**PROBLEM DETAILS**
How many of the lines that follow contain the word "Syujetning"? Give only the number.

[Source data]
------------------------------------------------------------------------

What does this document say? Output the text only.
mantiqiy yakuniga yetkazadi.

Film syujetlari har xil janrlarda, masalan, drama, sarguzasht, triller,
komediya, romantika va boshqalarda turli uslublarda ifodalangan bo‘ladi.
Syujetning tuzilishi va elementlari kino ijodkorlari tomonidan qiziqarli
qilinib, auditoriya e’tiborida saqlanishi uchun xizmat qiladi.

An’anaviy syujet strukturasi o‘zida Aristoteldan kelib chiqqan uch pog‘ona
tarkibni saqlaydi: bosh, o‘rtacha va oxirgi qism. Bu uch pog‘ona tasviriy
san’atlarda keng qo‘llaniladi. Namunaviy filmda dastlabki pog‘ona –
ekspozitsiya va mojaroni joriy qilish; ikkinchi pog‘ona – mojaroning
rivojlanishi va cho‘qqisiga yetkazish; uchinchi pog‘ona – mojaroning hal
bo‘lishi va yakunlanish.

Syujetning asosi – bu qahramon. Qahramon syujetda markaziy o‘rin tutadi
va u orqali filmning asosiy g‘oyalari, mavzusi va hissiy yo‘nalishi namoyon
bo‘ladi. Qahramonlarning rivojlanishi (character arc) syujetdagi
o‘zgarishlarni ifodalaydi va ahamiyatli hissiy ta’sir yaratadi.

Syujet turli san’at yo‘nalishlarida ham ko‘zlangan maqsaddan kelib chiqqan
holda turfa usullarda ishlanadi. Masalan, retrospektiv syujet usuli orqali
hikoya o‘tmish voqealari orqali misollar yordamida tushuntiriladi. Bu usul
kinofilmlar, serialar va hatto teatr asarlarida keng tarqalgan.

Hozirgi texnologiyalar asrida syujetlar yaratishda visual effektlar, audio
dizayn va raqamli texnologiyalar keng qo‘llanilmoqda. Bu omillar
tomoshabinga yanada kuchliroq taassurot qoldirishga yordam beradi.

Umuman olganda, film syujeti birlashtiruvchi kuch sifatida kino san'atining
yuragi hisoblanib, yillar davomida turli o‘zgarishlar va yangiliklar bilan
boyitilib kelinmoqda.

------------------------------------------------------------------------

**EXERCISE ANSWER**
2